Exercise input:

-- begin --

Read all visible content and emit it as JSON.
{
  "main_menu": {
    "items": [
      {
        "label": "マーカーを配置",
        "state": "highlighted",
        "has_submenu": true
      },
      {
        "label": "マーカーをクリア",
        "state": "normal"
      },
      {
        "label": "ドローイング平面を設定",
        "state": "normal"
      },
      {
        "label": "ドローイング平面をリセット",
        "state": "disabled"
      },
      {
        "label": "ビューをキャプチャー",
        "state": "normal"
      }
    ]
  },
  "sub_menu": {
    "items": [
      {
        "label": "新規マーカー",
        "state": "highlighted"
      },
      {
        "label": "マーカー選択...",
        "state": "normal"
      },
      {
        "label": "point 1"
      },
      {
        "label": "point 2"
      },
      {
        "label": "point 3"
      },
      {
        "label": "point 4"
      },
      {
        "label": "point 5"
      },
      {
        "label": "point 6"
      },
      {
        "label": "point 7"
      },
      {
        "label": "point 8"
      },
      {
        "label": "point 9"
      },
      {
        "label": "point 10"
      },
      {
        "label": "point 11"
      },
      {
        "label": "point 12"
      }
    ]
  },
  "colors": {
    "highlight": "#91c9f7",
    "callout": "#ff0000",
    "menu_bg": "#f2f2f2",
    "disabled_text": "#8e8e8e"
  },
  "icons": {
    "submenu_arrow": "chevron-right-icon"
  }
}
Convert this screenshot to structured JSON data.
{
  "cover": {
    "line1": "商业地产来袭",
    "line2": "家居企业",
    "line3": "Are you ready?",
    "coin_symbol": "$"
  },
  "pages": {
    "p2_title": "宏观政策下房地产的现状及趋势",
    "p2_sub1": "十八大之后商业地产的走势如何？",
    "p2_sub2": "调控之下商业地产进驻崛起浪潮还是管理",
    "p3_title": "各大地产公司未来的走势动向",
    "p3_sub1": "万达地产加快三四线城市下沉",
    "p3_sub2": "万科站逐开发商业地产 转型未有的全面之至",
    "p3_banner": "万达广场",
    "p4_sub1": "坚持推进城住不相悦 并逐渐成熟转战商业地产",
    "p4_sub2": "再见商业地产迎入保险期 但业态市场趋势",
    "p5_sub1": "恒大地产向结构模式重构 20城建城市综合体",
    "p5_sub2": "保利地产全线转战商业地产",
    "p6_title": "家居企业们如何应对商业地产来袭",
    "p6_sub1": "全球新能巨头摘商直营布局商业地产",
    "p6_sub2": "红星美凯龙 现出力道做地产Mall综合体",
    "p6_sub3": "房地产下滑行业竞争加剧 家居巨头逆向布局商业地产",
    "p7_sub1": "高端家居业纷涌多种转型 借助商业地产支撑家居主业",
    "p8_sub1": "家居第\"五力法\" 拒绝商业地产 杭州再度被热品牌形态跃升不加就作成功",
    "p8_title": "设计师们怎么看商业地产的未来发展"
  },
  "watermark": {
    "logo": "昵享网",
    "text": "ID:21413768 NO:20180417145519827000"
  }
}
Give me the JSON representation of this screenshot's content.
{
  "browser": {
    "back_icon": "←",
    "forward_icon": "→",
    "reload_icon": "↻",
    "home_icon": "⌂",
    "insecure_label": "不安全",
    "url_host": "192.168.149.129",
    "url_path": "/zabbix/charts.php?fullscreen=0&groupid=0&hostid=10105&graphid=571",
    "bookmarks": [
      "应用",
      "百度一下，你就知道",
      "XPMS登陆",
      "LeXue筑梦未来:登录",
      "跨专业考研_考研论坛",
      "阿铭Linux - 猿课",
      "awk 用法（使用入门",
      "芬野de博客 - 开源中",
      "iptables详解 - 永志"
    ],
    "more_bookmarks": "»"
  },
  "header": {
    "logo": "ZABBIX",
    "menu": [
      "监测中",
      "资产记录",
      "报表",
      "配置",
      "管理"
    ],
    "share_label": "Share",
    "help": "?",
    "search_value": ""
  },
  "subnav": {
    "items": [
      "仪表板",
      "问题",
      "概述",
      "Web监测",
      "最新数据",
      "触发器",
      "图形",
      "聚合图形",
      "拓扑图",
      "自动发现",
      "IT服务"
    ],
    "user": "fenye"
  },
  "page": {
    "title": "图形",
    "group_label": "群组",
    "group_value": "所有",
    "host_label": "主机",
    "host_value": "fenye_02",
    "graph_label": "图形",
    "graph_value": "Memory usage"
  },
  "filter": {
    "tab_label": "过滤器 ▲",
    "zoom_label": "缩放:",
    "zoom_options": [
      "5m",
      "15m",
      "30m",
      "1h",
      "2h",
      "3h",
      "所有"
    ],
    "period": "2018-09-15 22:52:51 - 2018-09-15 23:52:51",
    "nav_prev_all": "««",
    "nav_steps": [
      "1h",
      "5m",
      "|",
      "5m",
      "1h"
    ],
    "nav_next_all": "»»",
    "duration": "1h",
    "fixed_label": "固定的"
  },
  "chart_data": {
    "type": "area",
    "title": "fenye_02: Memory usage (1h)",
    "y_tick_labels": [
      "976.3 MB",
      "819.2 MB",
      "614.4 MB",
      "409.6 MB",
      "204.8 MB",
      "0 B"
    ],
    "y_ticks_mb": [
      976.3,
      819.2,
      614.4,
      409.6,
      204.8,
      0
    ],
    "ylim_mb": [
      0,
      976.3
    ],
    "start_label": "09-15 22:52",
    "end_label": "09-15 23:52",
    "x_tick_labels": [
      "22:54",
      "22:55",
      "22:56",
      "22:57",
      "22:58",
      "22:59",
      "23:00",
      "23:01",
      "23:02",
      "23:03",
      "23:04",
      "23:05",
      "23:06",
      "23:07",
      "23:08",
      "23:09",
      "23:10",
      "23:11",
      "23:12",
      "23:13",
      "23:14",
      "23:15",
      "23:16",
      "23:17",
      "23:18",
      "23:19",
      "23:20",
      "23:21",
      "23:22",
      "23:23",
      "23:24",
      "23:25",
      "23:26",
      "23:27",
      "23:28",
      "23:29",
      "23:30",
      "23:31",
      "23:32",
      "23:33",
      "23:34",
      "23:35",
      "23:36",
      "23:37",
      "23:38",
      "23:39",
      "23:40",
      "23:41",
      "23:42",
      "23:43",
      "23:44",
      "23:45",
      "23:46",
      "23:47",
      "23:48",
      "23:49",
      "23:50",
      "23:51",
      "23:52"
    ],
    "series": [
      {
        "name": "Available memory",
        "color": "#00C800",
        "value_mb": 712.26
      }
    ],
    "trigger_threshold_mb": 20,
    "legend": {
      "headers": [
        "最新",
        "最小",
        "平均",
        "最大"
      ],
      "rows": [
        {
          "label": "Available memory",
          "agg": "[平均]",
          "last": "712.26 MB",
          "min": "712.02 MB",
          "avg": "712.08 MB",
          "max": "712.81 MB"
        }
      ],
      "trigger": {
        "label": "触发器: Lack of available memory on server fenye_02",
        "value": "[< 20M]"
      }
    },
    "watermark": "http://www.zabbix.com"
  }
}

-- end --

Your objective: Using the listing above, retype each line exactly.

Correct answer:
Read all visible content and emit it as JSON.
{
  "main_menu": {
    "items": [
      {
        "label": "マーカーを配置",
        "state": "highlighted",
        "has_submenu": true
      },
      {
        "label": "マーカーをクリア",
        "state": "normal"
      },
      {
        "label": "ドローイング平面を設定",
        "state": "normal"
      },
      {
        "label": "ドローイング平面をリセット",
        "state": "disabled"
      },
      {
        "label": "ビューをキャプチャー",
        "state": "normal"
      }
    ]
  },
  "sub_menu": {
    "items": [
      {
        "label": "新規マーカー",
        "state": "highlighted"
      },
      {
        "label": "マーカー選択...",
        "state": "normal"
      },
      {
        "label": "point 1"
      },
      {
        "label": "point 2"
      },
      {
        "label": "point 3"
      },
      {
        "label": "point 4"
      },
      {
        "label": "point 5"
      },
      {
        "label": "point 6"
      },
      {
        "label": "point 7"
      },
      {
        "label": "point 8"
      },
      {
        "label": "point 9"
      },
      {
        "label": "point 10"
      },
      {
        "label": "point 11"
      },
      {
        "label": "point 12"
      }
    ]
  },
  "colors": {
    "highlight": "#91c9f7",
    "callout": "#ff0000",
    "menu_bg": "#f2f2f2",
    "disabled_text": "#8e8e8e"
  },
  "icons": {
    "submenu_arrow": "chevron-right-icon"
  }
}
Convert this screenshot to structured JSON data.
{
  "cover": {
    "line1": "商业地产来袭",
    "line2": "家居企业",
    "line3": "Are you ready?",
    "coin_symbol": "$"
  },
  "pages": {
    "p2_title": "宏观政策下房地产的现状及趋势",
    "p2_sub1": "十八大之后商业地产的走势如何？",
    "p2_sub2": "调控之下商业地产进驻崛起浪潮还是管理",
    "p3_title": "各大地产公司未来的走势动向",
    "p3_sub1": "万达地产加快三四线城市下沉",
    "p3_sub2": "万科站逐开发商业地产 转型未有的全面之至",
    "p3_banner": "万达广场",
    "p4_sub1": "坚持推进城住不相悦 并逐渐成熟转战商业地产",
    "p4_sub2": "再见商业地产迎入保险期 但业态市场趋势",
    "p5_sub1": "恒大地产向结构模式重构 20城建城市综合体",
    "p5_sub2": "保利地产全线转战商业地产",
    "p6_title": "家居企业们如何应对商业地产来袭",
    "p6_sub1": "全球新能巨头摘商直营布局商业地产",
    "p6_sub2": "红星美凯龙 现出力道做地产Mall综合体",
    "p6_sub3": "房地产下滑行业竞争加剧 家居巨头逆向布局商业地产",
    "p7_sub1": "高端家居业纷涌多种转型 借助商业地产支撑家居主业",
    "p8_sub1": "家居第\"五力法\" 拒绝商业地产 杭州再度被热品牌形态跃升不加就作成功",
    "p8_title": "设计师们怎么看商业地产的未来发展"
  },
  "watermark": {
    "logo": "昵享网",
    "text": "ID:21413768 NO:20180417145519827000"
  }
}
Give me the JSON representation of this screenshot's content.
{
  "browser": {
    "back_icon": "←",
    "forward_icon": "→",
    "reload_icon": "↻",
    "home_icon": "⌂",
    "insecure_label": "不安全",
    "url_host": "192.168.149.129",
    "url_path": "/zabbix/charts.php?fullscreen=0&groupid=0&hostid=10105&graphid=571",
    "bookmarks": [
      "应用",
      "百度一下，你就知道",
      "XPMS登陆",
      "LeXue筑梦未来:登录",
      "跨专业考研_考研论坛",
      "阿铭Linux - 猿课",
      "awk 用法（使用入门",
      "芬野de博客 - 开源中",
      "iptables详解 - 永志"
    ],
    "more_bookmarks": "»"
  },
  "header": {
    "logo": "ZABBIX",
    "menu": [
      "监测中",
      "资产记录",
      "报表",
      "配置",
      "管理"
    ],
    "share_label": "Share",
    "help": "?",
    "search_value": ""
  },
  "subnav": {
    "items": [
      "仪表板",
      "问题",
      "概述",
      "Web监测",
      "最新数据",
      "触发器",
      "图形",
      "聚合图形",
      "拓扑图",
      "自动发现",
      "IT服务"
    ],
    "user": "fenye"
  },
  "page": {
    "title": "图形",
    "group_label": "群组",
    "group_value": "所有",
    "host_label": "主机",
    "host_value": "fenye_02",
    "graph_label": "图形",
    "graph_value": "Memory usage"
  },
  "filter": {
    "tab_label": "过滤器 ▲",
    "zoom_label": "缩放:",
    "zoom_options": [
      "5m",
      "15m",
      "30m",
      "1h",
      "2h",
      "3h",
      "所有"
    ],
    "period": "2018-09-15 22:52:51 - 2018-09-15 23:52:51",
    "nav_prev_all": "««",
    "nav_steps": [
      "1h",
      "5m",
      "|",
      "5m",
      "1h"
    ],
    "nav_next_all": "»»",
    "duration": "1h",
    "fixed_label": "固定的"
  },
  "chart_data": {
    "type": "area",
    "title": "fenye_02: Memory usage (1h)",
    "y_tick_labels": [
      "976.3 MB",
      "819.2 MB",
      "614.4 MB",
      "409.6 MB",
      "204.8 MB",
      "0 B"
    ],
    "y_ticks_mb": [
      976.3,
      819.2,
      614.4,
      409.6,
      204.8,
      0
    ],
    "ylim_mb": [
      0,
      976.3
    ],
    "start_label": "09-15 22:52",
    "end_label": "09-15 23:52",
    "x_tick_labels": [
      "22:54",
      "22:55",
      "22:56",
      "22:57",
      "22:58",
      "22:59",
      "23:00",
      "23:01",
      "23:02",
      "23:03",
      "23:04",
      "23:05",
      "23:06",
      "23:07",
      "23:08",
      "23:09",
      "23:10",
      "23:11",
      "23:12",
      "23:13",
      "23:14",
      "23:15",
      "23:16",
      "23:17",
      "23:18",
      "23:19",
      "23:20",
      "23:21",
      "23:22",
      "23:23",
      "23:24",
      "23:25",
      "23:26",
      "23:27",
      "23:28",
      "23:29",
      "23:30",
      "23:31",
      "23:32",
      "23:33",
      "23:34",
      "23:35",
      "23:36",
      "23:37",
      "23:38",
      "23:39",
      "23:40",
      "23:41",
      "23:42",
      "23:43",
      "23:44",
      "23:45",
      "23:46",
      "23:47",
      "23:48",
      "23:49",
      "23:50",
      "23:51",
      "23:52"
    ],
    "series": [
      {
        "name": "Available memory",
        "color": "#00C800",
        "value_mb": 712.26
      }
    ],
    "trigger_threshold_mb": 20,
    "legend": {
      "headers": [
        "最新",
        "最小",
        "平均",
        "最大"
      ],
      "rows": [
        {
          "label": "Available memory",
          "agg": "[平均]",
          "last": "712.26 MB",
          "min": "712.02 MB",
          "avg": "712.08 MB",
          "max": "712.81 MB"
        }
      ],
      "trigger": {
        "label": "触发器: Lack of available memory on server fenye_02",
        "value": "[< 20M]"
      }
    },
    "watermark": "http://www.zabbix.com"
  }
}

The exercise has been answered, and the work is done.